## [What to do]
Extract the complete listing and output it unchanged.

## [Data]
↓
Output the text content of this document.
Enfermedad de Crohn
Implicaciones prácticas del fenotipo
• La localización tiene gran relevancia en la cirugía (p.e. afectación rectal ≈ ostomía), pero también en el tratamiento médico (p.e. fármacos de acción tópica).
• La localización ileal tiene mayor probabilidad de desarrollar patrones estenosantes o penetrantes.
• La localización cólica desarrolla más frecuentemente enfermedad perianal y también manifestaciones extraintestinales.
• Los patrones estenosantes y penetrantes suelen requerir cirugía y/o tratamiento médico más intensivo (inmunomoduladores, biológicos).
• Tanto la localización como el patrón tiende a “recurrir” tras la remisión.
↑
## [Reply to the task]
Output the text content of this document.
Enfermedad de Crohn
Implicaciones prácticas del fenotipo
• La localización tiene gran relevancia en la cirugía (p.e. afectación rectal ≈ ostomía), pero también en el tratamiento médico (p.e. fármacos de acción tópica).
• La localización ileal tiene mayor probabilidad de desarrollar patrones estenosantes o penetrantes.
• La localización cólica desarrolla más frecuentemente enfermedad perianal y también manifestaciones extraintestinales.
• Los patrones estenosantes y penetrantes suelen requerir cirugía y/o tratamiento médico más intensivo (inmunomoduladores, biológicos).
• Tanto la localización como el patrón tiende a “recurrir” tras la remisión.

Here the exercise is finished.